- [Stated problem]:
Go through the entries below and pick out every line with "autres".

## begin

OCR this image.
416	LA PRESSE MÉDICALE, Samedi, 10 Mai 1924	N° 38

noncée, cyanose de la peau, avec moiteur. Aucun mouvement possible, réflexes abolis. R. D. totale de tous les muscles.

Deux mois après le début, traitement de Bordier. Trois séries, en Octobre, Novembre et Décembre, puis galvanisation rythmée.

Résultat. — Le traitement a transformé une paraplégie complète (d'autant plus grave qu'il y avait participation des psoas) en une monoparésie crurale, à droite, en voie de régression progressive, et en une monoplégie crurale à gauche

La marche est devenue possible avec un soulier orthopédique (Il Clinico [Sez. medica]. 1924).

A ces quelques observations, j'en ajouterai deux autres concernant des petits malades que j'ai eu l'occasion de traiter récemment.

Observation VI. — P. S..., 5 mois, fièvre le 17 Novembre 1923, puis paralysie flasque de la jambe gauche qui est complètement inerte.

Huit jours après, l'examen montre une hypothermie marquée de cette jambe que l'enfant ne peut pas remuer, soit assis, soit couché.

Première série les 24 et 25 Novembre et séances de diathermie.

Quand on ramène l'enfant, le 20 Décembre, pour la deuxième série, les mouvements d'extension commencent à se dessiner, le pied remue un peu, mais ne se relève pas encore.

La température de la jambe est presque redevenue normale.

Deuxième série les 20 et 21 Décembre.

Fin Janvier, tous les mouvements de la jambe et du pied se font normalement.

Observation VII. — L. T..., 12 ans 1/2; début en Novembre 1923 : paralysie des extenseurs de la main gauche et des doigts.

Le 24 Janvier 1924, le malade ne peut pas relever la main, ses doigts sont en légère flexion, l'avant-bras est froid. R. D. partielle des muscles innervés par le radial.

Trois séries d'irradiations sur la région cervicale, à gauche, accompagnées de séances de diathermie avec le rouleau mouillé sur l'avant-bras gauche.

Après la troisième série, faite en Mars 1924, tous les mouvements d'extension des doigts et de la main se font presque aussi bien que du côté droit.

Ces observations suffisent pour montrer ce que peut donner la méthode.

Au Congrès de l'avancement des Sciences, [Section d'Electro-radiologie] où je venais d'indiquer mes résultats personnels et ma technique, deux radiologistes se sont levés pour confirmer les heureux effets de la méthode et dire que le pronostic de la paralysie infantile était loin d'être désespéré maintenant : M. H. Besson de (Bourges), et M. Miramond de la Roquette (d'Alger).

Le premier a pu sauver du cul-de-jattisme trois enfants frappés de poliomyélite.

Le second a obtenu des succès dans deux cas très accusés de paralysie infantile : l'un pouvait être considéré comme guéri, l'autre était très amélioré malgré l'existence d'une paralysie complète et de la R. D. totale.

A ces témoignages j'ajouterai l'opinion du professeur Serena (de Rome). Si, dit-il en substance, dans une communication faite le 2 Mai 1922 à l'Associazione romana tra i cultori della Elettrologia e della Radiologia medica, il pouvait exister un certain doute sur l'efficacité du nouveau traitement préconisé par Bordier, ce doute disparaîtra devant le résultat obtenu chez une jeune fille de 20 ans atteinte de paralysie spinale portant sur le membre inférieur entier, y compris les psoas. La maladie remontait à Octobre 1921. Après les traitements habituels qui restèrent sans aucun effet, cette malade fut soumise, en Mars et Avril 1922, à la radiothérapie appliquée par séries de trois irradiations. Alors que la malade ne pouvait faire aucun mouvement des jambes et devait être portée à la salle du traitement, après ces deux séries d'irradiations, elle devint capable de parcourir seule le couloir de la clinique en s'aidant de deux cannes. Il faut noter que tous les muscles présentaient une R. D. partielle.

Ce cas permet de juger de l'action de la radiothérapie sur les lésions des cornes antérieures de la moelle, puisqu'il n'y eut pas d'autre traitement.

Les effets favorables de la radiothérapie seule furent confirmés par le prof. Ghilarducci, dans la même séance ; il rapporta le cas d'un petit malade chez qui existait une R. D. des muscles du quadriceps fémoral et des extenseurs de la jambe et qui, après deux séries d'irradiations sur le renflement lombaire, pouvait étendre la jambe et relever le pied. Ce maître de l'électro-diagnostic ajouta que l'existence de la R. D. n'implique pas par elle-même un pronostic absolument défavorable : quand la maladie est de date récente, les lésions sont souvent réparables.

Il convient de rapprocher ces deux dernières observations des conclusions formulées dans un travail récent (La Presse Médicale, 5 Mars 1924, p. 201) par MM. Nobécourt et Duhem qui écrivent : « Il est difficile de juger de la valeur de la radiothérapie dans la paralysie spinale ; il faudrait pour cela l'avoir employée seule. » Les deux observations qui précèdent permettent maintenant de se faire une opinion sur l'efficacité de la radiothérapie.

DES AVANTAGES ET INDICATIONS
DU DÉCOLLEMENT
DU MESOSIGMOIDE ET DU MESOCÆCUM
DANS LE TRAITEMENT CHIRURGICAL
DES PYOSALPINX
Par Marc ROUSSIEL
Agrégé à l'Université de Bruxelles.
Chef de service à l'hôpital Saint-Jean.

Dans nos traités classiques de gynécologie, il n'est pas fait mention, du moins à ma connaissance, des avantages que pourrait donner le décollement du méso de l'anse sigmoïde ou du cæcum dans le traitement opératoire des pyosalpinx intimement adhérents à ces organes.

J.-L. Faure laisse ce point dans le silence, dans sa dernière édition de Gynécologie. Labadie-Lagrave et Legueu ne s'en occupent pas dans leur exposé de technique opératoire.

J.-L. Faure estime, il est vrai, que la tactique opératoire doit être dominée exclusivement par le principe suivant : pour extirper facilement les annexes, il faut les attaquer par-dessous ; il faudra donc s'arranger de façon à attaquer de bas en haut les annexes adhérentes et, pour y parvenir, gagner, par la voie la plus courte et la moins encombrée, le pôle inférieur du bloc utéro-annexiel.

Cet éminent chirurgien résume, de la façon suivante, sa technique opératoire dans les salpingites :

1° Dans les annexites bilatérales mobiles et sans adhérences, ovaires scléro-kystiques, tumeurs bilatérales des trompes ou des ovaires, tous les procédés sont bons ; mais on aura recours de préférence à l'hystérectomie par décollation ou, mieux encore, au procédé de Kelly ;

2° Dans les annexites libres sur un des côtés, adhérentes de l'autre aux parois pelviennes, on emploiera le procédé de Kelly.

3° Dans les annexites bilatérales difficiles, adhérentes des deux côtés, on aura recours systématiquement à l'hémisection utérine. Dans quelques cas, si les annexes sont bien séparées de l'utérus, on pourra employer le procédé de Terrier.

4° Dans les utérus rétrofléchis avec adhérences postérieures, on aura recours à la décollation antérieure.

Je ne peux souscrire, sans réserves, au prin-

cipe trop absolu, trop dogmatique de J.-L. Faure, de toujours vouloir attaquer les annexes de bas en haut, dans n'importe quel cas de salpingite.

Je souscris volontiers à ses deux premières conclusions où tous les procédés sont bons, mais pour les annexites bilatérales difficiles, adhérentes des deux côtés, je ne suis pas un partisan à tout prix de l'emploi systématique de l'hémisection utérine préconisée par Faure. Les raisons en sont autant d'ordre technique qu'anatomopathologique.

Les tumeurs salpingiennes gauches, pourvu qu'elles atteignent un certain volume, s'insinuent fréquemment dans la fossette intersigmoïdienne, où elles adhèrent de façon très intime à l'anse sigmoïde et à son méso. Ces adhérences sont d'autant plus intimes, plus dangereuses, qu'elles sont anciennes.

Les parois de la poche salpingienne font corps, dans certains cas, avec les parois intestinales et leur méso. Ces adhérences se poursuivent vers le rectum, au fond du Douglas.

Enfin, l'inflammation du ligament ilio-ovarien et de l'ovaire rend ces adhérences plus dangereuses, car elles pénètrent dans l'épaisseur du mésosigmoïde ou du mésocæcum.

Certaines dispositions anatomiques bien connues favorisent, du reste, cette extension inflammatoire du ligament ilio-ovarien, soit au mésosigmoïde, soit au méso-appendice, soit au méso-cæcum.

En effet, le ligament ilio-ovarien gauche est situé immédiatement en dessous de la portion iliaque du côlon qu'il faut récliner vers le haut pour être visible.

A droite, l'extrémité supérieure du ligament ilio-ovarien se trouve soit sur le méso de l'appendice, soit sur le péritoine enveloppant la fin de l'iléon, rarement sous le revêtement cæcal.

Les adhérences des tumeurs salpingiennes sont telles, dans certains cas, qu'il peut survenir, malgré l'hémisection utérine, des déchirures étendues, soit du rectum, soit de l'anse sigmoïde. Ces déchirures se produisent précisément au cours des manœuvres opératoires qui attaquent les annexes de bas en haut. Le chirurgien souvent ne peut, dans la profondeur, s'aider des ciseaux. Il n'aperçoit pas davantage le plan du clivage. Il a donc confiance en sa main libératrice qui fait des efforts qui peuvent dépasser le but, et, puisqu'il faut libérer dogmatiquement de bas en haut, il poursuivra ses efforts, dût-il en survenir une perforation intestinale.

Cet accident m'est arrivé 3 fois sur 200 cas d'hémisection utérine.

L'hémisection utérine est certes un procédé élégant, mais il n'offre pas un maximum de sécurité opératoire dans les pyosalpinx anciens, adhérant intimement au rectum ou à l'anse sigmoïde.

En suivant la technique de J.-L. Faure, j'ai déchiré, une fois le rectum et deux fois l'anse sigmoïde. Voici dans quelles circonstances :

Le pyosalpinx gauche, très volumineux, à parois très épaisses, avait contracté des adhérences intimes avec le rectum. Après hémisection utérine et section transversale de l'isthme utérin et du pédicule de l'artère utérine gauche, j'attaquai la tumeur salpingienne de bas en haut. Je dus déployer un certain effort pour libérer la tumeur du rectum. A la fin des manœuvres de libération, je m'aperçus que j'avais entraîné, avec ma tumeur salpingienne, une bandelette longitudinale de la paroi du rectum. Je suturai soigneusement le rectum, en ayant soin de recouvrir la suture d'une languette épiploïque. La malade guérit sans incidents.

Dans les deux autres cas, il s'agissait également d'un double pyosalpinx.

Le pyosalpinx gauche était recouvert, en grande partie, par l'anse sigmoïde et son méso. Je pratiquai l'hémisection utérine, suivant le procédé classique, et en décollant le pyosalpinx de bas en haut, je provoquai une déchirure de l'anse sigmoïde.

## end

- [Output]:
A ces quelques observations, j'en ajouterai deux autres concernant des petits malades que j'ai eu l'occasion de traiter récemment.
Dans les deux autres cas, il s'agissait également d'un double pyosalpinx.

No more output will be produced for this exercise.